WHAT IS BEING ASKED:
Repeat each entry in full, exactly.

(Data entries)
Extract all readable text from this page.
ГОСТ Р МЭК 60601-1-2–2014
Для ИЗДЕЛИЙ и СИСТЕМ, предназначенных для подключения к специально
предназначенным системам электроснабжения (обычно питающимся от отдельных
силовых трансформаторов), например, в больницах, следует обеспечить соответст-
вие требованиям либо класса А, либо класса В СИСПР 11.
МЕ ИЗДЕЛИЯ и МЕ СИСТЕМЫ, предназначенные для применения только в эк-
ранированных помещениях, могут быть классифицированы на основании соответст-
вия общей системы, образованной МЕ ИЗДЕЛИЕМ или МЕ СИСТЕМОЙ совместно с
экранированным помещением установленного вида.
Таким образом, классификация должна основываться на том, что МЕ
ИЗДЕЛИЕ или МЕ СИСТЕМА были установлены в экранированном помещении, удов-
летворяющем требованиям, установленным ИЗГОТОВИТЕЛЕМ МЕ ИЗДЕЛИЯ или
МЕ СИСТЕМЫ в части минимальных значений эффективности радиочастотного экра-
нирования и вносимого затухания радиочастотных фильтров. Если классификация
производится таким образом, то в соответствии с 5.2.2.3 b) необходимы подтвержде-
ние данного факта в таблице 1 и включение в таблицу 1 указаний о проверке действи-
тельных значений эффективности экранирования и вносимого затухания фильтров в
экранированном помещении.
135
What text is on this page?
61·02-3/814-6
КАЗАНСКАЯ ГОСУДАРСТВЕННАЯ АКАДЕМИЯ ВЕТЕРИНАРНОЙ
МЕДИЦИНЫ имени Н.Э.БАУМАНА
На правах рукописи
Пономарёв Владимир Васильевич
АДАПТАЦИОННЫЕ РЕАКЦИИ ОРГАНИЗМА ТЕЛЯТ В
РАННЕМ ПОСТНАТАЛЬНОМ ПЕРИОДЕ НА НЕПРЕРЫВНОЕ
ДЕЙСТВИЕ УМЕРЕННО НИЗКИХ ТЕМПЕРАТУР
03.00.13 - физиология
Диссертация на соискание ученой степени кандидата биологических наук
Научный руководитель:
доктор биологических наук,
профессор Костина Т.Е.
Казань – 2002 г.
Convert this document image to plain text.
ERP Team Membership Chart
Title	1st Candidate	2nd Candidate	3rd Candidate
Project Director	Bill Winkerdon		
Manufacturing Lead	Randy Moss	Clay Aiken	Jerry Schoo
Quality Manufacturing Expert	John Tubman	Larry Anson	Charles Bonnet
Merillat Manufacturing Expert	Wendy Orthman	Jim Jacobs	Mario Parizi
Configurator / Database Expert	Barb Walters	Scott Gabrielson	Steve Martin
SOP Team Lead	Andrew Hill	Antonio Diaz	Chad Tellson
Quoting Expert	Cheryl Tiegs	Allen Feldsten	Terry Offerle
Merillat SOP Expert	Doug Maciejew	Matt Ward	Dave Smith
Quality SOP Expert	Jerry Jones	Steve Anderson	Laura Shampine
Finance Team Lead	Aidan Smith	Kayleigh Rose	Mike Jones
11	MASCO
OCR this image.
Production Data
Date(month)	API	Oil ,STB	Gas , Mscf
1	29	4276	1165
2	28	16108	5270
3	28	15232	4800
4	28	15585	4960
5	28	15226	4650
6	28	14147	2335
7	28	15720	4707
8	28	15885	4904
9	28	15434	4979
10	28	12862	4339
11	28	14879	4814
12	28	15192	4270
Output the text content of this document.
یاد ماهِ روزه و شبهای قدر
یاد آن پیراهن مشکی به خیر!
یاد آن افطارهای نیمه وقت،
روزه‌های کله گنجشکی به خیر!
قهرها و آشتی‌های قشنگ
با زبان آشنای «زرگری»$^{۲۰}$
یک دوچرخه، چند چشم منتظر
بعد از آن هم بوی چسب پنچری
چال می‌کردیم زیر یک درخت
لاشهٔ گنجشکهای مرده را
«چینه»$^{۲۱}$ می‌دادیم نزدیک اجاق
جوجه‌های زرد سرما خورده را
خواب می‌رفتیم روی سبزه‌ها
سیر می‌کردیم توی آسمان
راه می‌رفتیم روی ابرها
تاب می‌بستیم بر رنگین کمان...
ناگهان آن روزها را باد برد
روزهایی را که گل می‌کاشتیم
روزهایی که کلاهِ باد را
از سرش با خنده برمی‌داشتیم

THE OUTPUT:
Extract all readable text from this page.
ГОСТ Р МЭК 60601-1-2–2014
Для ИЗДЕЛИЙ и СИСТЕМ, предназначенных для подключения к специально
предназначенным системам электроснабжения (обычно питающимся от отдельных
силовых трансформаторов), например, в больницах, следует обеспечить соответст-
вие требованиям либо класса А, либо класса В СИСПР 11.
МЕ ИЗДЕЛИЯ и МЕ СИСТЕМЫ, предназначенные для применения только в эк-
ранированных помещениях, могут быть классифицированы на основании соответст-
вия общей системы, образованной МЕ ИЗДЕЛИЕМ или МЕ СИСТЕМОЙ совместно с
экранированным помещением установленного вида.
Таким образом, классификация должна основываться на том, что МЕ
ИЗДЕЛИЕ или МЕ СИСТЕМА были установлены в экранированном помещении, удов-
летворяющем требованиям, установленным ИЗГОТОВИТЕЛЕМ МЕ ИЗДЕЛИЯ или
МЕ СИСТЕМЫ в части минимальных значений эффективности радиочастотного экра-
нирования и вносимого затухания радиочастотных фильтров. Если классификация
производится таким образом, то в соответствии с 5.2.2.3 b) необходимы подтвержде-
ние данного факта в таблице 1 и включение в таблицу 1 указаний о проверке действи-
тельных значений эффективности экранирования и вносимого затухания фильтров в
экранированном помещении.
135
What text is on this page?
61·02-3/814-6
КАЗАНСКАЯ ГОСУДАРСТВЕННАЯ АКАДЕМИЯ ВЕТЕРИНАРНОЙ
МЕДИЦИНЫ имени Н.Э.БАУМАНА
На правах рукописи
Пономарёв Владимир Васильевич
АДАПТАЦИОННЫЕ РЕАКЦИИ ОРГАНИЗМА ТЕЛЯТ В
РАННЕМ ПОСТНАТАЛЬНОМ ПЕРИОДЕ НА НЕПРЕРЫВНОЕ
ДЕЙСТВИЕ УМЕРЕННО НИЗКИХ ТЕМПЕРАТУР
03.00.13 - физиология
Диссертация на соискание ученой степени кандидата биологических наук
Научный руководитель:
доктор биологических наук,
профессор Костина Т.Е.
Казань – 2002 г.
Convert this document image to plain text.
ERP Team Membership Chart
Title	1st Candidate	2nd Candidate	3rd Candidate
Project Director	Bill Winkerdon		
Manufacturing Lead	Randy Moss	Clay Aiken	Jerry Schoo
Quality Manufacturing Expert	John Tubman	Larry Anson	Charles Bonnet
Merillat Manufacturing Expert	Wendy Orthman	Jim Jacobs	Mario Parizi
Configurator / Database Expert	Barb Walters	Scott Gabrielson	Steve Martin
SOP Team Lead	Andrew Hill	Antonio Diaz	Chad Tellson
Quoting Expert	Cheryl Tiegs	Allen Feldsten	Terry Offerle
Merillat SOP Expert	Doug Maciejew	Matt Ward	Dave Smith
Quality SOP Expert	Jerry Jones	Steve Anderson	Laura Shampine
Finance Team Lead	Aidan Smith	Kayleigh Rose	Mike Jones
11	MASCO
OCR this image.
Production Data
Date(month)	API	Oil ,STB	Gas , Mscf
1	29	4276	1165
2	28	16108	5270
3	28	15232	4800
4	28	15585	4960
5	28	15226	4650
6	28	14147	2335
7	28	15720	4707
8	28	15885	4904
9	28	15434	4979
10	28	12862	4339
11	28	14879	4814
12	28	15192	4270
Output the text content of this document.
یاد ماهِ روزه و شبهای قدر
یاد آن پیراهن مشکی به خیر!
یاد آن افطارهای نیمه وقت،
روزه‌های کله گنجشکی به خیر!
قهرها و آشتی‌های قشنگ
با زبان آشنای «زرگری»$^{۲۰}$
یک دوچرخه، چند چشم منتظر
بعد از آن هم بوی چسب پنچری
چال می‌کردیم زیر یک درخت
لاشهٔ گنجشکهای مرده را
«چینه»$^{۲۱}$ می‌دادیم نزدیک اجاق
جوجه‌های زرد سرما خورده را
خواب می‌رفتیم روی سبزه‌ها
سیر می‌کردیم توی آسمان
راه می‌رفتیم روی ابرها
تاب می‌بستیم بر رنگین کمان...
ناگهان آن روزها را باد برد
روزهایی را که گل می‌کاشتیم
روزهایی که کلاهِ باد را
از سرش با خنده برمی‌داشتیم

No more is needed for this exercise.